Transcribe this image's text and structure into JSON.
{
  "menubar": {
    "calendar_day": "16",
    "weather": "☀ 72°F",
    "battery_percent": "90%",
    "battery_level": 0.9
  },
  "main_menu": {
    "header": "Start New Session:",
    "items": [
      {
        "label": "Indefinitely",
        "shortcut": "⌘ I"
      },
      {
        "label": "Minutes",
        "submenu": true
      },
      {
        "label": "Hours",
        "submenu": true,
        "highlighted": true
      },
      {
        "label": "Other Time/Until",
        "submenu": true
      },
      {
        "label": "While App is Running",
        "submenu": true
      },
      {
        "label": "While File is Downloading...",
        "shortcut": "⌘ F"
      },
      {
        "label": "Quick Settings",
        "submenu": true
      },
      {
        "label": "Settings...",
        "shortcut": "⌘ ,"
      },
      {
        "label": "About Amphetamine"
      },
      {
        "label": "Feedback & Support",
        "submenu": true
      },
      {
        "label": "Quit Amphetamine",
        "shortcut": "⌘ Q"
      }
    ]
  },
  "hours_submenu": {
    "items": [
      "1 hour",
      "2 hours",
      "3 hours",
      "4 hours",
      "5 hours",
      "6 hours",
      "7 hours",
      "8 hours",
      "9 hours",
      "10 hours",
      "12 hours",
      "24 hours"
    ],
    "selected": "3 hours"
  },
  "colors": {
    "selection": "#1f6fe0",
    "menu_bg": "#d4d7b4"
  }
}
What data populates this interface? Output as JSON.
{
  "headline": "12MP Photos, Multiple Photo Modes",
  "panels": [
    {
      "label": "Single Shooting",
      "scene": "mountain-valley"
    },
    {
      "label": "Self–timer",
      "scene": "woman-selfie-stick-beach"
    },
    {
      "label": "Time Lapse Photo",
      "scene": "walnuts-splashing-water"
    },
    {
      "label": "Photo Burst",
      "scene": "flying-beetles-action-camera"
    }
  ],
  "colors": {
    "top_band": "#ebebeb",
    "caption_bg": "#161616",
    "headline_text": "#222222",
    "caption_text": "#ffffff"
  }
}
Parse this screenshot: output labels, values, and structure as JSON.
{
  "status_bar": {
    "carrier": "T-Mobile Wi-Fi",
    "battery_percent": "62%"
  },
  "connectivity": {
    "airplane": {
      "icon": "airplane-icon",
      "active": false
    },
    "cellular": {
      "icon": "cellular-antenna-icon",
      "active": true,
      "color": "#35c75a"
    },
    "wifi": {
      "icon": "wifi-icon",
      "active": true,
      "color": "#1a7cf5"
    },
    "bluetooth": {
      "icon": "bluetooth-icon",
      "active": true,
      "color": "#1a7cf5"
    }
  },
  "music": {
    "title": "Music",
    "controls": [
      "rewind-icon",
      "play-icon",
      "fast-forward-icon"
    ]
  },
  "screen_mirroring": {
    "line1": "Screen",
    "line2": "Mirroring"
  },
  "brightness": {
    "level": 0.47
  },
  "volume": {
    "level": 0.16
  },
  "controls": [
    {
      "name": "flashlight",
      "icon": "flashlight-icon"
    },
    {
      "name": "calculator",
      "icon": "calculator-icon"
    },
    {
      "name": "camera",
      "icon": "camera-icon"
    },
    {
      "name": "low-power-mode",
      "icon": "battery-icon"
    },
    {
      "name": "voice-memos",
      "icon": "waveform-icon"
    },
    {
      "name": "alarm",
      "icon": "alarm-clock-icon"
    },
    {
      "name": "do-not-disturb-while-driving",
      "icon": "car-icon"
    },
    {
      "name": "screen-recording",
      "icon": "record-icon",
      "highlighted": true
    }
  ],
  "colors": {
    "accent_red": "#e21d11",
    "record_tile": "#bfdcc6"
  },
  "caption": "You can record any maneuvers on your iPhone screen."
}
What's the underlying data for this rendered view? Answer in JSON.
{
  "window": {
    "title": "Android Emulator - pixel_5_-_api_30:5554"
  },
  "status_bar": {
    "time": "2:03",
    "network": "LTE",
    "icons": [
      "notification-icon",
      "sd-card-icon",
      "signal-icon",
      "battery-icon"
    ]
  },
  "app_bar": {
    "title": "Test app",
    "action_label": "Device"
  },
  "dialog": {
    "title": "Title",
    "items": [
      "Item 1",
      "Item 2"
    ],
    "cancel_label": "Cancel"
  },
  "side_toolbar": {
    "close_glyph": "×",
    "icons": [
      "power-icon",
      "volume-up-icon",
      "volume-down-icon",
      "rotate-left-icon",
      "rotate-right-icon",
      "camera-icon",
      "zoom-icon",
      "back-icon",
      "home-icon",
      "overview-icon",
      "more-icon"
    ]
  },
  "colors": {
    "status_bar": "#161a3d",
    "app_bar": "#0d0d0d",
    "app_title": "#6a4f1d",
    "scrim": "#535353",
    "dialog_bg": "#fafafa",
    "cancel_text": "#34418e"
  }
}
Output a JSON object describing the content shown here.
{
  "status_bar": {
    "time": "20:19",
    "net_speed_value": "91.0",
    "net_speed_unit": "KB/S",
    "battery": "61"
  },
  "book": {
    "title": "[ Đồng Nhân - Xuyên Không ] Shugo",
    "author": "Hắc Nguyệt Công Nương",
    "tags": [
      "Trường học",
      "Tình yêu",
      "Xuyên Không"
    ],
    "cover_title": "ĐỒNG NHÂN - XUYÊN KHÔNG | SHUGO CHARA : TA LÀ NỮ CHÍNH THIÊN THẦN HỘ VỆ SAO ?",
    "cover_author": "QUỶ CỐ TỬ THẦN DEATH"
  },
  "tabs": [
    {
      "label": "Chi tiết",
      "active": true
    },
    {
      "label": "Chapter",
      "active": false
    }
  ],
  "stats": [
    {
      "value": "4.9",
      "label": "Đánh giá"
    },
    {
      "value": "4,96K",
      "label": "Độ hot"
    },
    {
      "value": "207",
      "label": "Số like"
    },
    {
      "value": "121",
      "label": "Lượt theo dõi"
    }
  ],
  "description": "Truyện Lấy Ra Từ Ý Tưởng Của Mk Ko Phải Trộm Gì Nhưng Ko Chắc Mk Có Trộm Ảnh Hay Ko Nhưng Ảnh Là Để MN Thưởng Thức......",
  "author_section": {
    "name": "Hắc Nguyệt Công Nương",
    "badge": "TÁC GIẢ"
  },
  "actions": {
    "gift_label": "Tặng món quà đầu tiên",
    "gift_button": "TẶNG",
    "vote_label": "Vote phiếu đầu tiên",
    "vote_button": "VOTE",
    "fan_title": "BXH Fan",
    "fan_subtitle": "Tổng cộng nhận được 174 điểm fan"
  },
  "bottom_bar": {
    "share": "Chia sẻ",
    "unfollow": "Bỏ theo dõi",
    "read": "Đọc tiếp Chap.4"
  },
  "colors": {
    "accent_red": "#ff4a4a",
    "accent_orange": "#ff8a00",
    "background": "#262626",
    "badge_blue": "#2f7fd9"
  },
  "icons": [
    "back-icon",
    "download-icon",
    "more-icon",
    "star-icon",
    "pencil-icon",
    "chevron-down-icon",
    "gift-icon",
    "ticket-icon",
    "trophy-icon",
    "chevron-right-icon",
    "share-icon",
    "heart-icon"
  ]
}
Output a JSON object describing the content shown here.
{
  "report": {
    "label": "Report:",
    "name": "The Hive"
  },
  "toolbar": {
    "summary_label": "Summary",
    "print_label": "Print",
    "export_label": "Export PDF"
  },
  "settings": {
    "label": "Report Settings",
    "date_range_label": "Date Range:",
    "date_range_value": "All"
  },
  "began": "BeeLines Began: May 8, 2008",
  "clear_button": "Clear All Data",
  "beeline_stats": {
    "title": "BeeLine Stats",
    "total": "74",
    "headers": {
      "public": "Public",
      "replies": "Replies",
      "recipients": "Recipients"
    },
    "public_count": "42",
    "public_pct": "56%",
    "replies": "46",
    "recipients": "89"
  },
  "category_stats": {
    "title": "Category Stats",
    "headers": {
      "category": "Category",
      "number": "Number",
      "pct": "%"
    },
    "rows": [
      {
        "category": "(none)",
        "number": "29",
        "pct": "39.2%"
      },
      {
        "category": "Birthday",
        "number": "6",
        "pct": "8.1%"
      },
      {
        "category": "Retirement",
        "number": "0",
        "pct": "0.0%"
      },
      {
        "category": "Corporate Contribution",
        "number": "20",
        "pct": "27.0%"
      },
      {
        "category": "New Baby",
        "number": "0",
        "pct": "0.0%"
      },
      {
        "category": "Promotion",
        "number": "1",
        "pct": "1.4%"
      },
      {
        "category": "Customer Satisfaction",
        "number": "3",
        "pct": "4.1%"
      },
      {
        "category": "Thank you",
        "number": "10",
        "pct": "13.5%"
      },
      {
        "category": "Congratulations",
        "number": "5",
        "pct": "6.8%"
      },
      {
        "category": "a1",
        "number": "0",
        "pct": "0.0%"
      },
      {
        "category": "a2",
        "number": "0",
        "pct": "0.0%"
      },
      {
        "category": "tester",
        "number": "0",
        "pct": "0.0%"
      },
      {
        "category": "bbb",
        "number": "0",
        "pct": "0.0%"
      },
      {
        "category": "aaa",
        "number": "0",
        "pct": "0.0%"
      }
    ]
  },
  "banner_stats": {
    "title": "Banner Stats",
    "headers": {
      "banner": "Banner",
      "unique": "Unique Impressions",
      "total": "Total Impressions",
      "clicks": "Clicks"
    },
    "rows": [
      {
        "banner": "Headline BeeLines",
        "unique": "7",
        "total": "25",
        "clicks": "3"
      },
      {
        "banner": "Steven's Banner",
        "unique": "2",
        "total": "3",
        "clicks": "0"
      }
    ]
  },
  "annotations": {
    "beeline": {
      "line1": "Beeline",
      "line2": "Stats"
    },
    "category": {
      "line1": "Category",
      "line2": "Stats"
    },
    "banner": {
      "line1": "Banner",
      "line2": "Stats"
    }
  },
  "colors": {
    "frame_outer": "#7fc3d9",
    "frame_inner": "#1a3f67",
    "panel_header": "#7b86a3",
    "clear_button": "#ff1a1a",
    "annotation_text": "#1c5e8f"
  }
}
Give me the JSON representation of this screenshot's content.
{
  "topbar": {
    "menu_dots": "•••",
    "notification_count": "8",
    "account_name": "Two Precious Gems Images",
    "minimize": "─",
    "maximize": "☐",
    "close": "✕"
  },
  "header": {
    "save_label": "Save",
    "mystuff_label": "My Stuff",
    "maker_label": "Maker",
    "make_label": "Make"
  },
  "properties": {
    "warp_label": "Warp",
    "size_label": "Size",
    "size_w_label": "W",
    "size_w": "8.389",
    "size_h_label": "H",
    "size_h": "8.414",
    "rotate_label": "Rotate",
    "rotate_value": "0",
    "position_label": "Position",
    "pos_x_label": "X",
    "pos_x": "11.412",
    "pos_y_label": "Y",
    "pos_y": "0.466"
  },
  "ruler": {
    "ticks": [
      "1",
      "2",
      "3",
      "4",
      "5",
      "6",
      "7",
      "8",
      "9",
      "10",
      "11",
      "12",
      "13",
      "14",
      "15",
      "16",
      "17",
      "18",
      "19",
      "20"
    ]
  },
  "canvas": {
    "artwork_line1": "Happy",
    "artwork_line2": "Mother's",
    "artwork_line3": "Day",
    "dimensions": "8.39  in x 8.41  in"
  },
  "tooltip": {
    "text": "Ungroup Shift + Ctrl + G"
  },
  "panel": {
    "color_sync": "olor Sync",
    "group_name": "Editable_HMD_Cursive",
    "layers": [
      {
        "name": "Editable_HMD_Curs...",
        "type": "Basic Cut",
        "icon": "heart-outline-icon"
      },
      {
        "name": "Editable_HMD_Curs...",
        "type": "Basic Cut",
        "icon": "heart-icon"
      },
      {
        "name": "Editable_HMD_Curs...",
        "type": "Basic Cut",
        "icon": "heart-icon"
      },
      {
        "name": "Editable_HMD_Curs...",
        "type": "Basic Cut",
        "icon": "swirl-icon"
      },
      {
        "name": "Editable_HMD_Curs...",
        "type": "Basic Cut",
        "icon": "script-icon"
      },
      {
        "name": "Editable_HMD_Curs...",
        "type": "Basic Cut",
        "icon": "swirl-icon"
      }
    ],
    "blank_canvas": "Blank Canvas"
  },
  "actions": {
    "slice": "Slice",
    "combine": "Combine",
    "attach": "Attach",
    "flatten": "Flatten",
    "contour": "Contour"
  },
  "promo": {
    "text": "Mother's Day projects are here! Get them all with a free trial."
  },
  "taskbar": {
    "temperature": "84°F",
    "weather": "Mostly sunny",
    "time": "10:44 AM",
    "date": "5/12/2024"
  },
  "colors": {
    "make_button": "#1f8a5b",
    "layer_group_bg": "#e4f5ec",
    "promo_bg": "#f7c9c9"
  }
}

#### [SHORT TASK]
Reply with the number of lines in the preceding entries that contain "Impressions", and no other words.

#### [THE REPLY]
2